◆ WHAT IS BEING ASKED ◆
Leave out the pictures and return every entry exactly as it appears.

◆ RECORDS PROVIDED ◆
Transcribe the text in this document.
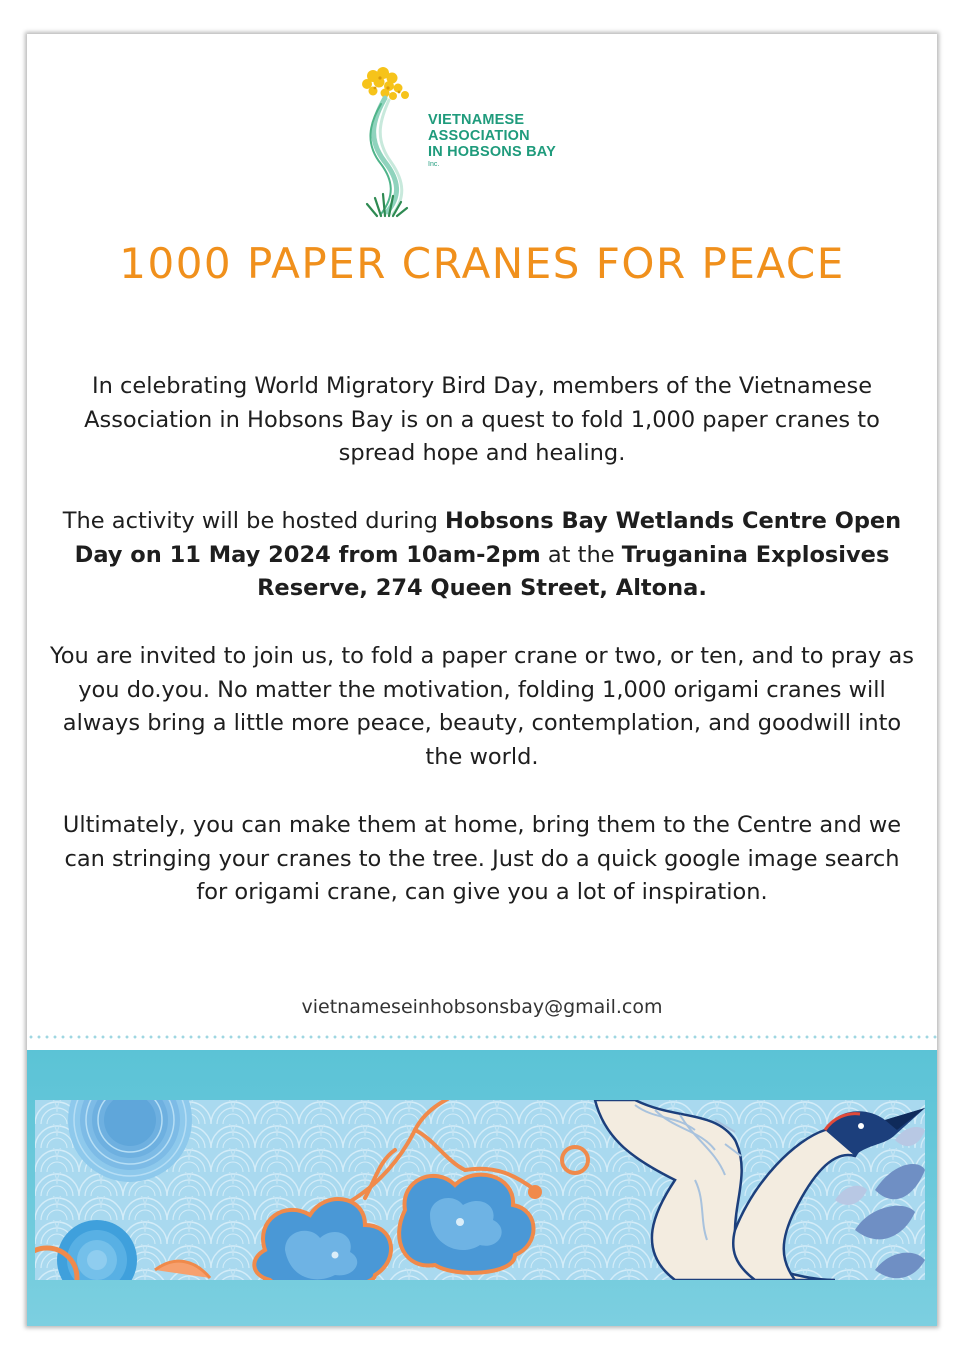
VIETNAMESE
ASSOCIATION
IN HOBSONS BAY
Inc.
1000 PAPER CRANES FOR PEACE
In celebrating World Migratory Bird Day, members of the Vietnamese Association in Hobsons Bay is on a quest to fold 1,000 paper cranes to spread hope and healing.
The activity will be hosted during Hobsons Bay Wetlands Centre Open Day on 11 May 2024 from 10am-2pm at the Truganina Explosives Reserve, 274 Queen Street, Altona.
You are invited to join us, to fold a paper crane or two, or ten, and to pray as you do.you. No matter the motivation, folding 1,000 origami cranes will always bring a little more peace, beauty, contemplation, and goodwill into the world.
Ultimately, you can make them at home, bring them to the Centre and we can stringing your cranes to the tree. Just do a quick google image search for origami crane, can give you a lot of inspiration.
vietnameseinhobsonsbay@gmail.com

◆ COMPLETE ANSWER ◆
Transcribe the text in this document.
VIETNAMESE
ASSOCIATION
IN HOBSONS BAY
Inc.
1000 PAPER CRANES FOR PEACE
In celebrating World Migratory Bird Day, members of the Vietnamese Association in Hobsons Bay is on a quest to fold 1,000 paper cranes to spread hope and healing.
The activity will be hosted during Hobsons Bay Wetlands Centre Open Day on 11 May 2024 from 10am-2pm at the Truganina Explosives Reserve, 274 Queen Street, Altona.
You are invited to join us, to fold a paper crane or two, or ten, and to pray as you do.you. No matter the motivation, folding 1,000 origami cranes will always bring a little more peace, beauty, contemplation, and goodwill into the world.
Ultimately, you can make them at home, bring them to the Centre and we can stringing your cranes to the tree. Just do a quick google image search for origami crane, can give you a lot of inspiration.
vietnameseinhobsonsbay@gmail.com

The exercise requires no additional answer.